**WORK TO COMPLETE**
In this exercise, return only the lines that run from the line with "Read out every word on this page." to the end of the entries below, both included. Pictures are not copied.

**DATA EXTRACT**
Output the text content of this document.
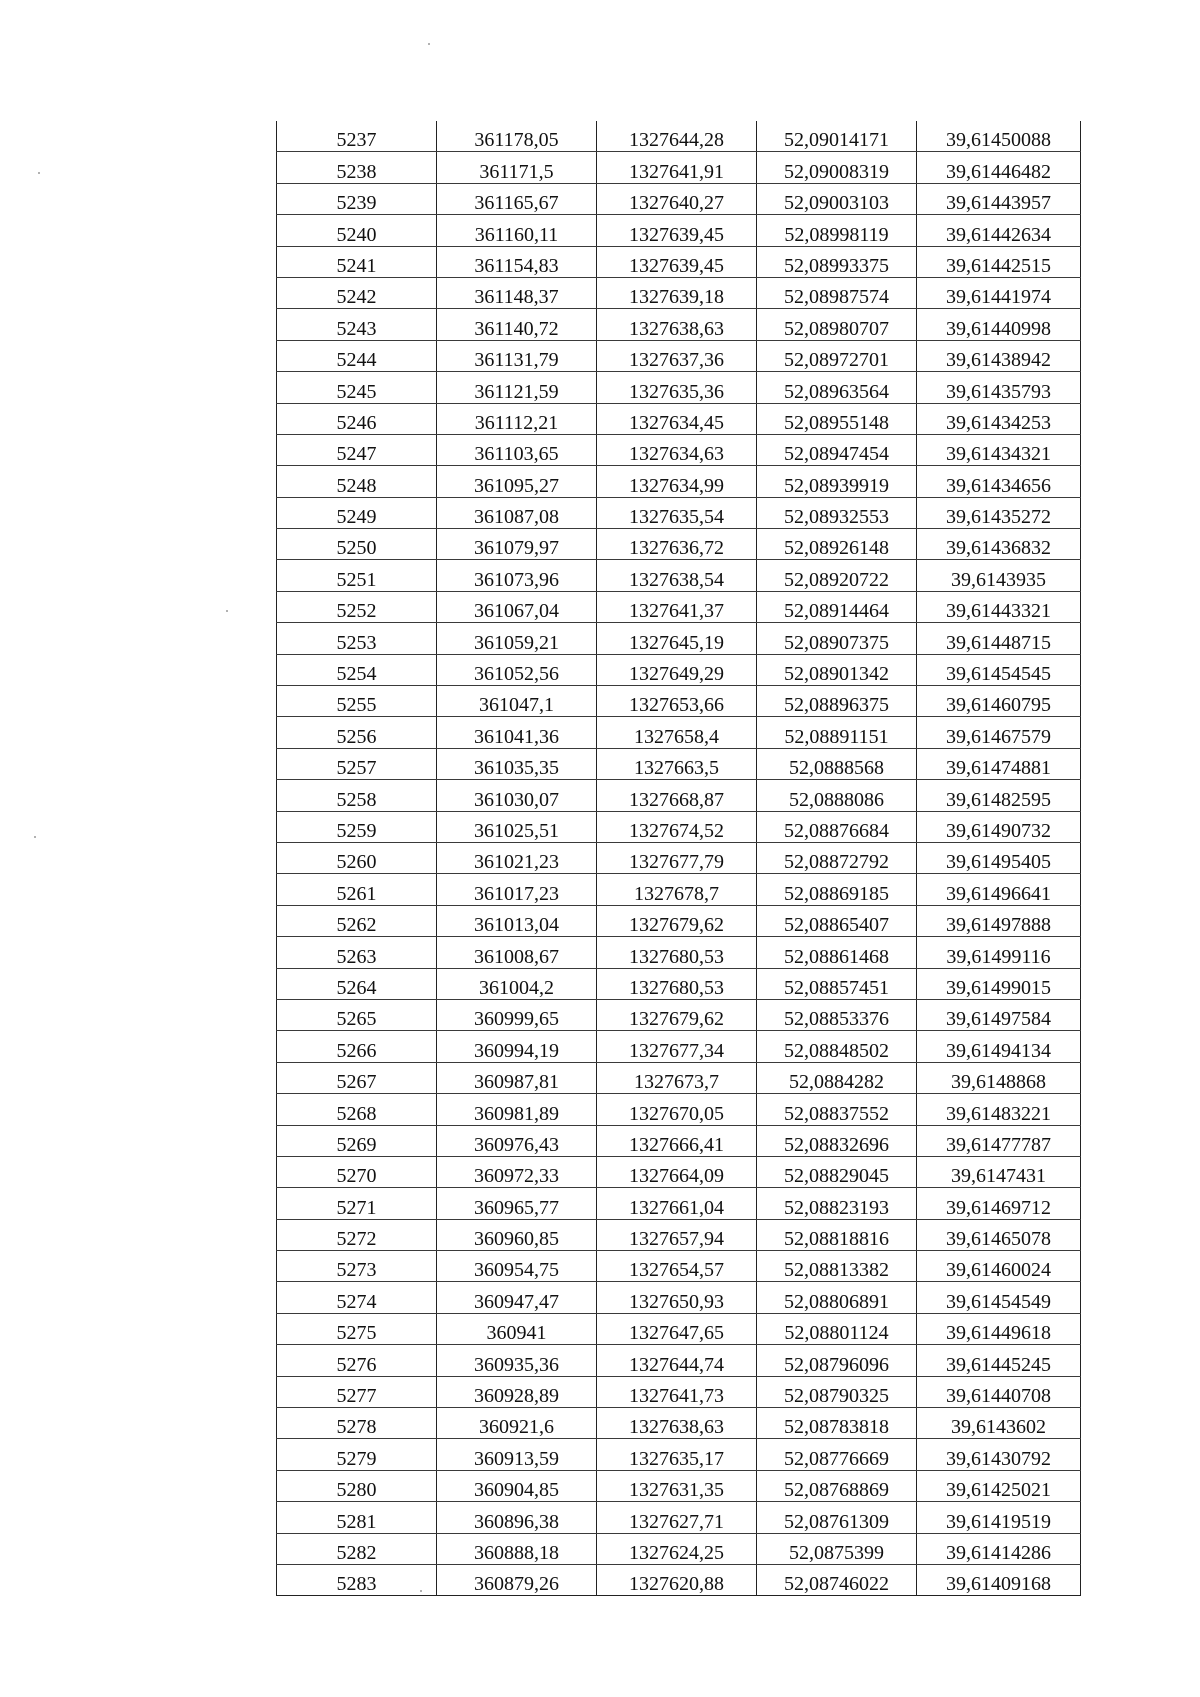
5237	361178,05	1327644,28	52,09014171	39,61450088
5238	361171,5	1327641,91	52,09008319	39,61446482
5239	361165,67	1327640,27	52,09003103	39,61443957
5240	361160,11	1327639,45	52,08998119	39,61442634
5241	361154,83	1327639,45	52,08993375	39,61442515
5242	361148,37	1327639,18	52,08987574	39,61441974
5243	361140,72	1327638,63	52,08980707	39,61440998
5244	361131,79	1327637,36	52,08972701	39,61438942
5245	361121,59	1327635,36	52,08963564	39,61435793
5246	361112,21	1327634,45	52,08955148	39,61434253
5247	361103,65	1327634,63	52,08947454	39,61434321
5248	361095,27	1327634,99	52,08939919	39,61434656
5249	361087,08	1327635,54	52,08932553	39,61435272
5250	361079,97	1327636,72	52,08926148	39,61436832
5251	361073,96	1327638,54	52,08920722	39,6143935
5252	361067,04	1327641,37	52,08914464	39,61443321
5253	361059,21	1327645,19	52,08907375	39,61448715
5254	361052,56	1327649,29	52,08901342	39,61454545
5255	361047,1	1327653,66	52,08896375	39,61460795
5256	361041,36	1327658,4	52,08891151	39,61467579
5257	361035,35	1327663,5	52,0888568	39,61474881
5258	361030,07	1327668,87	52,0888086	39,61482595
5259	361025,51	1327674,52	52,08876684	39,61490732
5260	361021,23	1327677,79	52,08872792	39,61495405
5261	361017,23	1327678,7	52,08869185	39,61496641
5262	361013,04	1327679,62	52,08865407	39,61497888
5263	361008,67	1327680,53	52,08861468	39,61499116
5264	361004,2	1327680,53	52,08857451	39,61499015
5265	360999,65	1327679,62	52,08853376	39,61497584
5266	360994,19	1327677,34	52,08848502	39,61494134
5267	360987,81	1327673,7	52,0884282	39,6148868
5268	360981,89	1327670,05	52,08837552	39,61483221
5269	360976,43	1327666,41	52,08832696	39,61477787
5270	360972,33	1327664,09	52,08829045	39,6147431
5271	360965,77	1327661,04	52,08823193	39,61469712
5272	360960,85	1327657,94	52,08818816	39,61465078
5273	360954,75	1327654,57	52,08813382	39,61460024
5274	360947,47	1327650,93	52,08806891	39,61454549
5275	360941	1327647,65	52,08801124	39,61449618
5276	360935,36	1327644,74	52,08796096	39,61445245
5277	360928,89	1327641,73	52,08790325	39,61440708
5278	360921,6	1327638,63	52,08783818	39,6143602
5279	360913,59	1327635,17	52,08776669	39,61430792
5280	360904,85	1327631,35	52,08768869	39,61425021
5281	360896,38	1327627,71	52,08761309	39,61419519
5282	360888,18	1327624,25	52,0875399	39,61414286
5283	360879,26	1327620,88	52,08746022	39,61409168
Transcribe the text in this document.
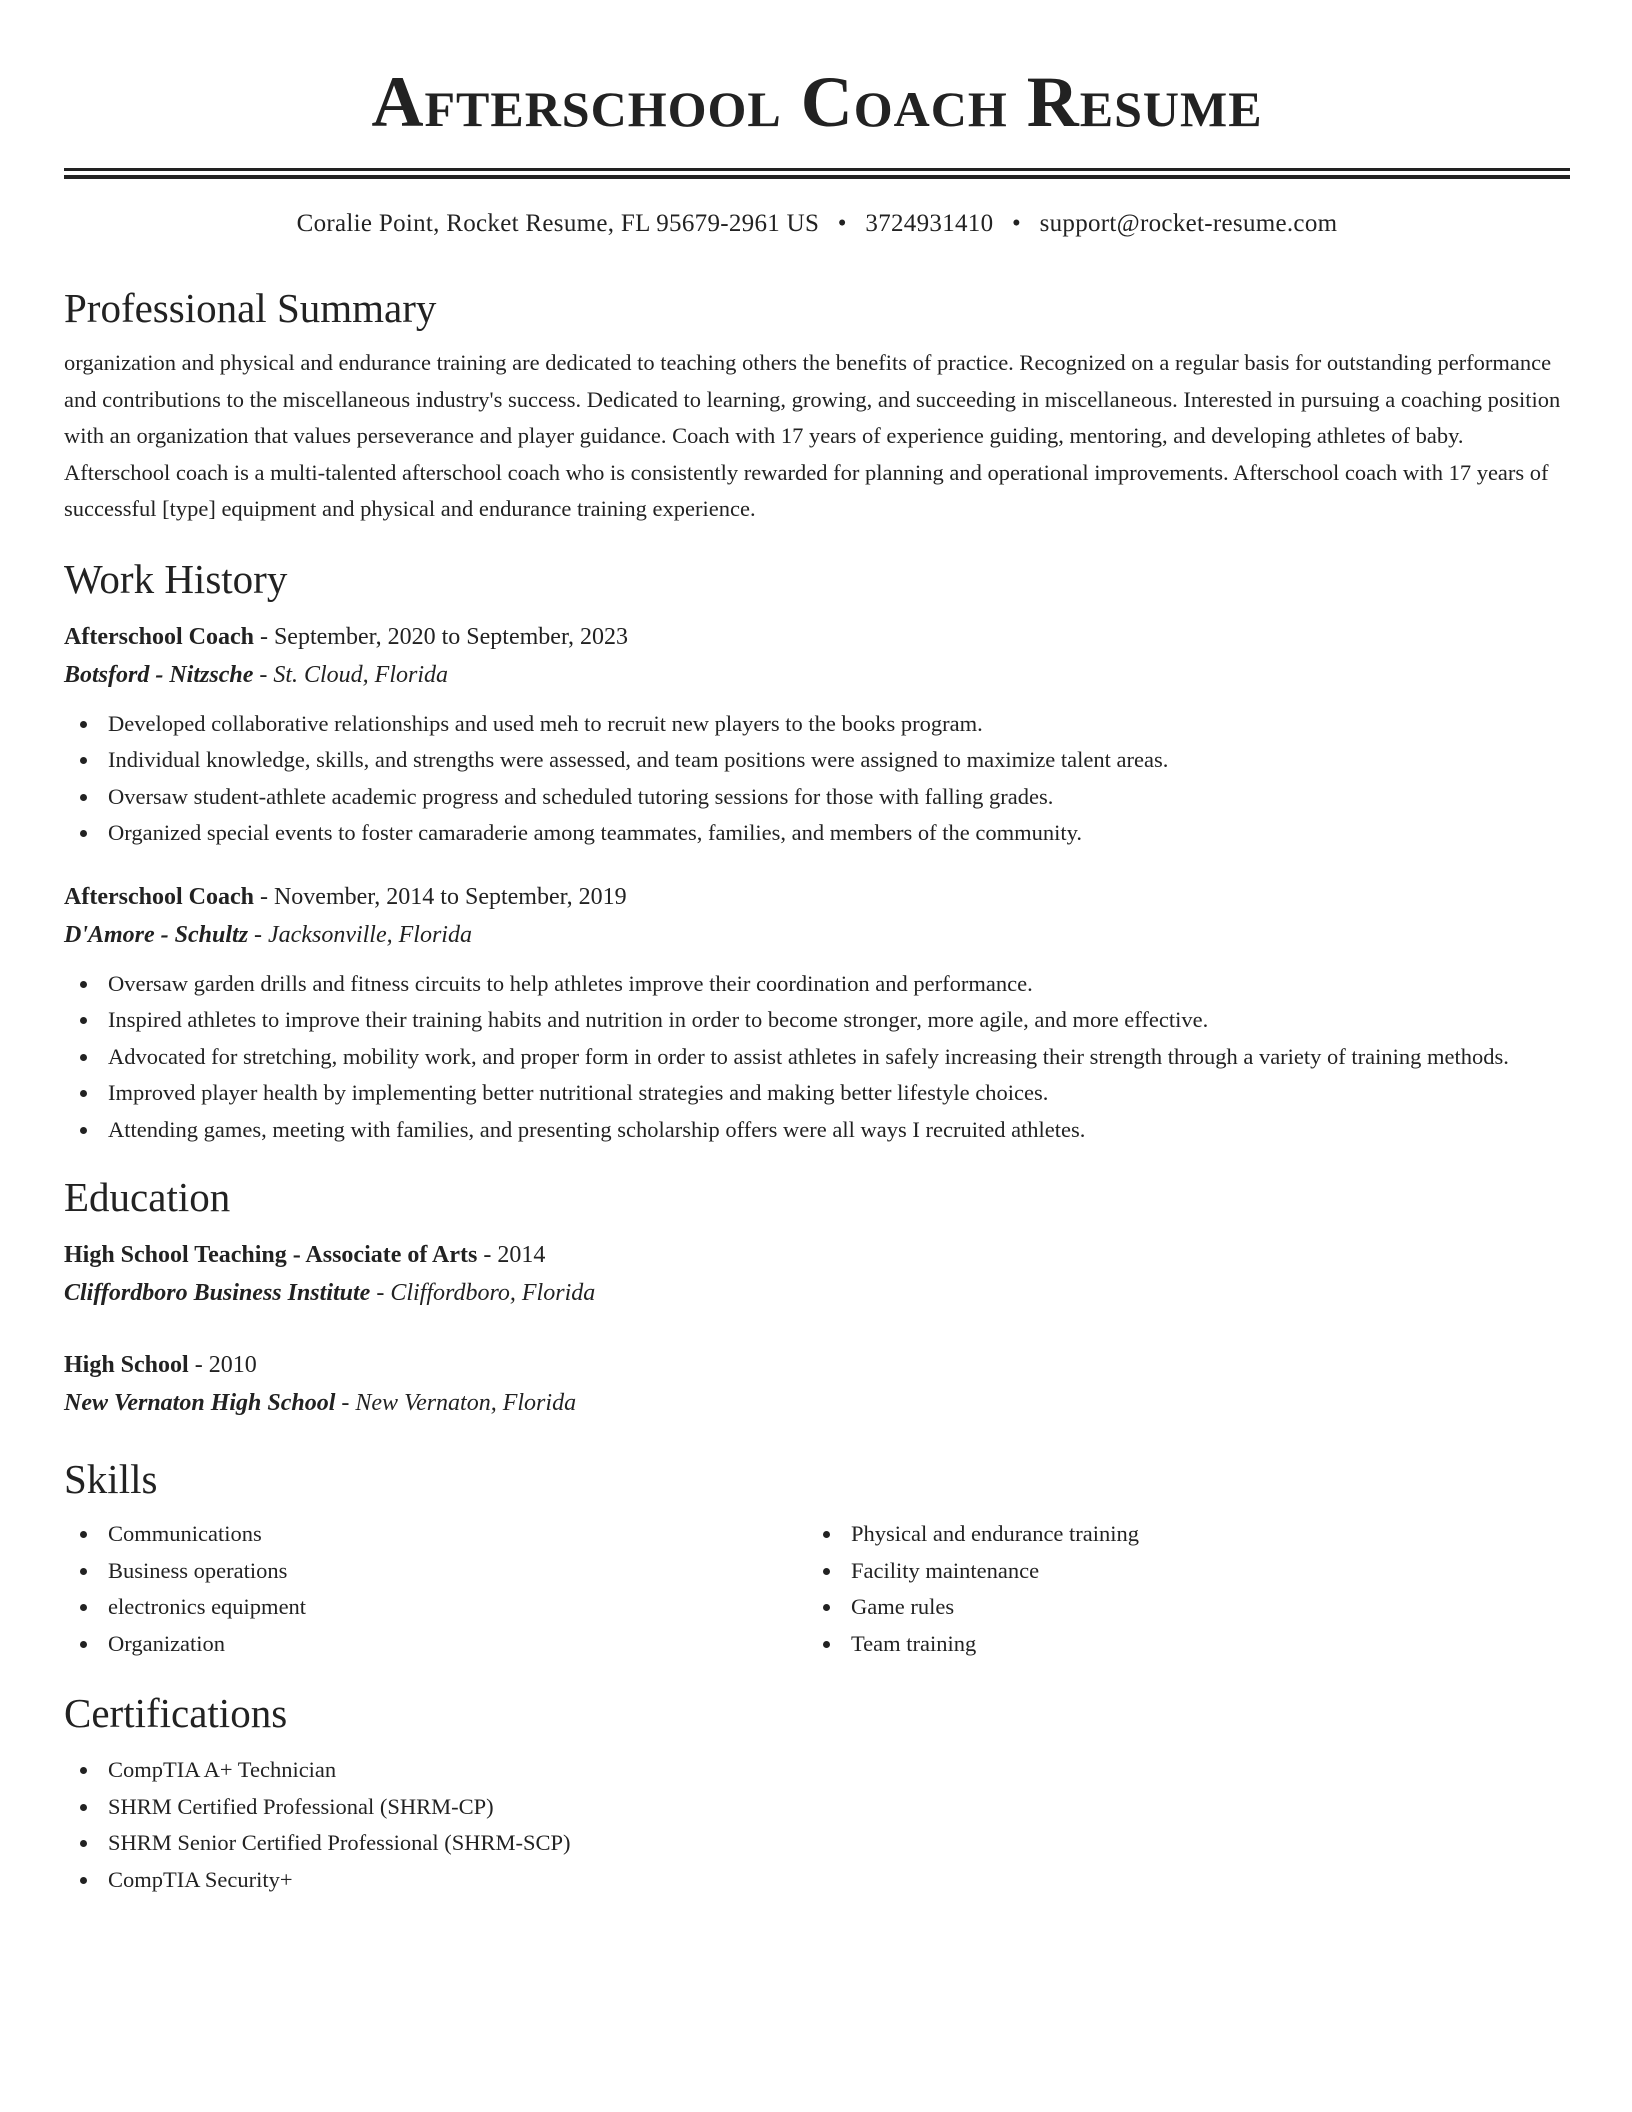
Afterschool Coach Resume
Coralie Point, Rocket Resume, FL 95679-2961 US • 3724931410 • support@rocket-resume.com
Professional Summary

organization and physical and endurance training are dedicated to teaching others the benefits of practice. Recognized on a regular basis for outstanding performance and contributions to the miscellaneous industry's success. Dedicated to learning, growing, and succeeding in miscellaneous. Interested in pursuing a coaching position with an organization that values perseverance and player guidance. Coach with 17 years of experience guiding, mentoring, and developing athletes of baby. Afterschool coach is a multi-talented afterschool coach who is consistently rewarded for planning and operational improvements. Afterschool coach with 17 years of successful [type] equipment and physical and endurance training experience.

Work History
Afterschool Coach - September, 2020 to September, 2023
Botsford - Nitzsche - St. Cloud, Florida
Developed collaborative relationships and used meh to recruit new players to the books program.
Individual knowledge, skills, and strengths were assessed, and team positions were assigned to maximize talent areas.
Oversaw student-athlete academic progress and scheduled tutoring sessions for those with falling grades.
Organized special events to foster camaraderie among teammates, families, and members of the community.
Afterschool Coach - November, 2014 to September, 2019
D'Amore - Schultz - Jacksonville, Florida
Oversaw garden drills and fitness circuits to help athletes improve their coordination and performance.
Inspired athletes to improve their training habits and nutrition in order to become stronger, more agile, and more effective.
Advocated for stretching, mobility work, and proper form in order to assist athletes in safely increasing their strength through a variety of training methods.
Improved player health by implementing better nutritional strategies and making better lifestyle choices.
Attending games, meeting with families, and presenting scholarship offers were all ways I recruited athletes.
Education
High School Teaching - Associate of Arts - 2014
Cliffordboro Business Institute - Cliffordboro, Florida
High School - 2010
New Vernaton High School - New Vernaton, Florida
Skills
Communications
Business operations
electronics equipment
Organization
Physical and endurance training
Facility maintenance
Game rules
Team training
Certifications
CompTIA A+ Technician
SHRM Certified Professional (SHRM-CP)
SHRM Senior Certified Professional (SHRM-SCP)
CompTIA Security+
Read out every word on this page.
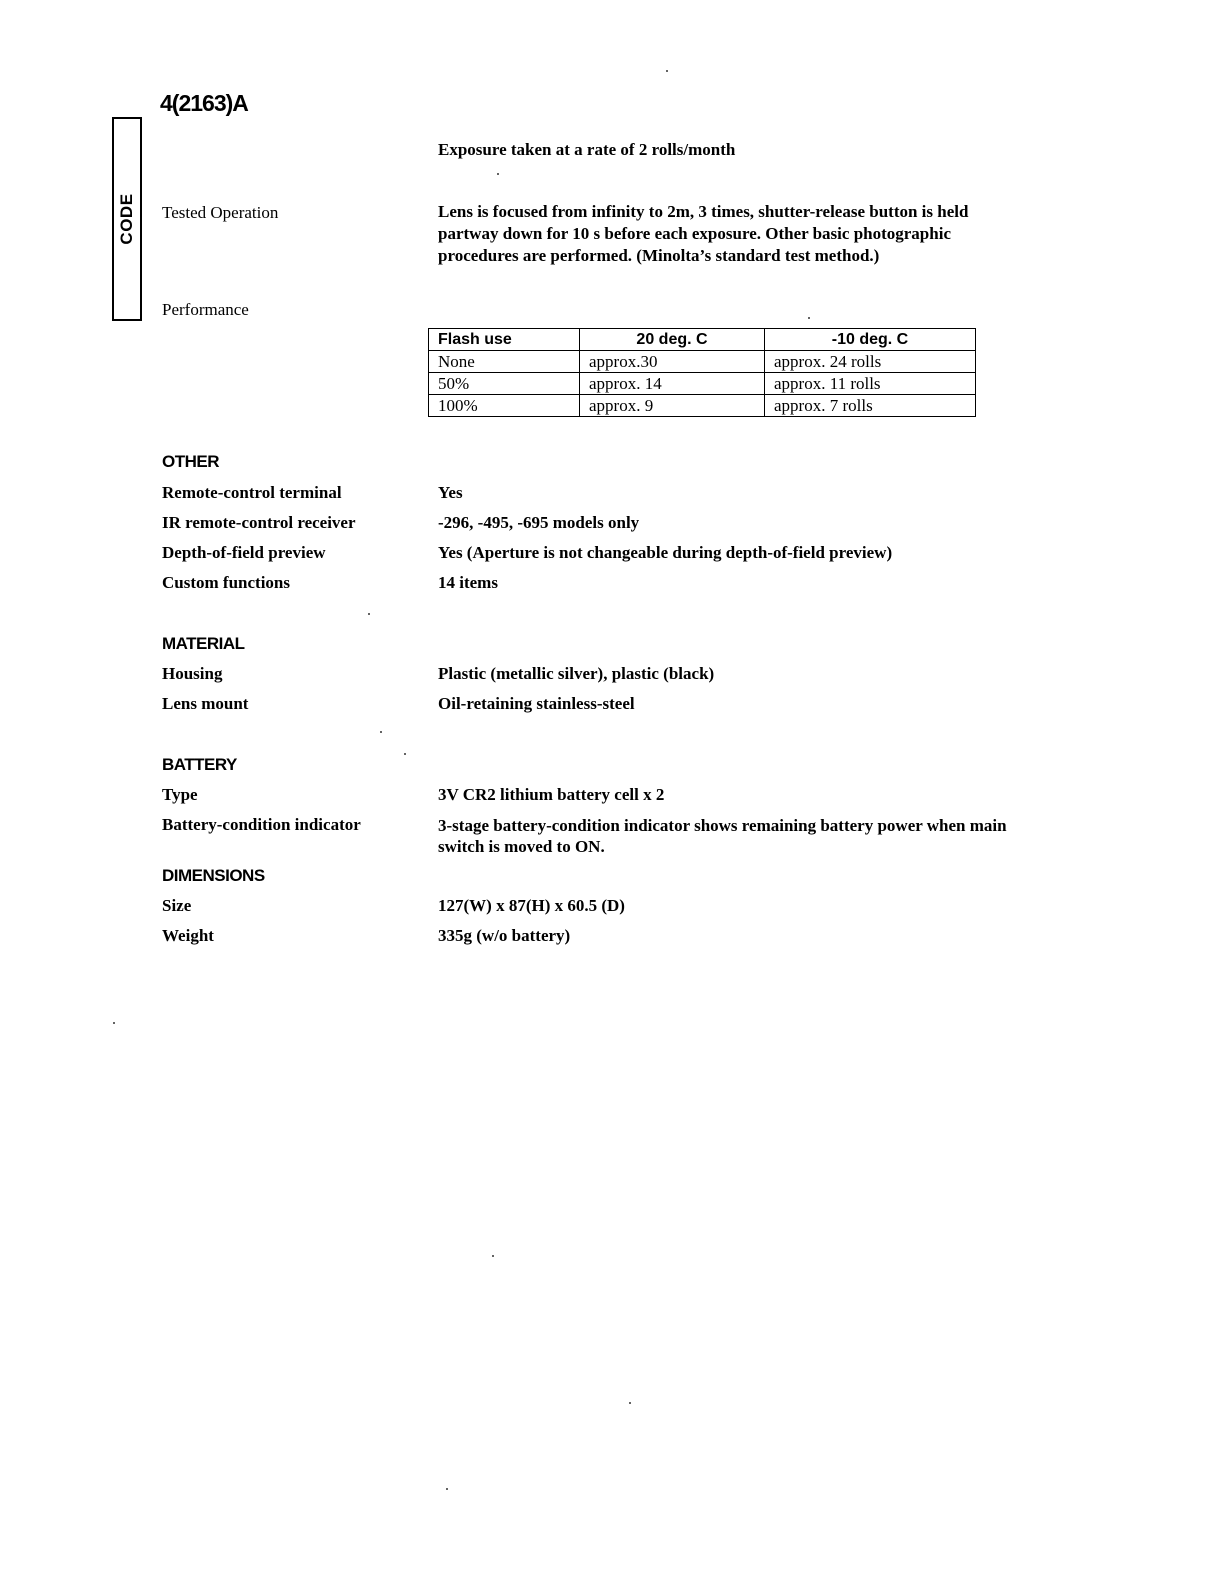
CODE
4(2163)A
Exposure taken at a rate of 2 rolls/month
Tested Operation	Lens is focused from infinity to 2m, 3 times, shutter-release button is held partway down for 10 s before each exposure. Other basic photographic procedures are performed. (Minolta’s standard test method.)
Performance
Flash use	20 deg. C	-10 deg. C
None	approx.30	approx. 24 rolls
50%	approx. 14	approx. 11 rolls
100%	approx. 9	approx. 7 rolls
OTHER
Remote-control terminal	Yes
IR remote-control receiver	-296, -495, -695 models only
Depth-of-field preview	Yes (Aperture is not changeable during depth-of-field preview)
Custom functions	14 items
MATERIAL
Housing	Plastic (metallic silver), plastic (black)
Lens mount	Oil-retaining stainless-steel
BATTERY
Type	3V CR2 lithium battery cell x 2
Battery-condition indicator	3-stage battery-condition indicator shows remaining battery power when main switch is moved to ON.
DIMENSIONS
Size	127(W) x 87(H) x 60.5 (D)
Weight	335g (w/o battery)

**FINAL ANSWER**
Read out every word on this page.
CODE
4(2163)A
Exposure taken at a rate of 2 rolls/month
Tested Operation	Lens is focused from infinity to 2m, 3 times, shutter-release button is held partway down for 10 s before each exposure. Other basic photographic procedures are performed. (Minolta’s standard test method.)
Performance
Flash use	20 deg. C	-10 deg. C
None	approx.30	approx. 24 rolls
50%	approx. 14	approx. 11 rolls
100%	approx. 9	approx. 7 rolls
OTHER
Remote-control terminal	Yes
IR remote-control receiver	-296, -495, -695 models only
Depth-of-field preview	Yes (Aperture is not changeable during depth-of-field preview)
Custom functions	14 items
MATERIAL
Housing	Plastic (metallic silver), plastic (black)
Lens mount	Oil-retaining stainless-steel
BATTERY
Type	3V CR2 lithium battery cell x 2
Battery-condition indicator	3-stage battery-condition indicator shows remaining battery power when main switch is moved to ON.
DIMENSIONS
Size	127(W) x 87(H) x 60.5 (D)
Weight	335g (w/o battery)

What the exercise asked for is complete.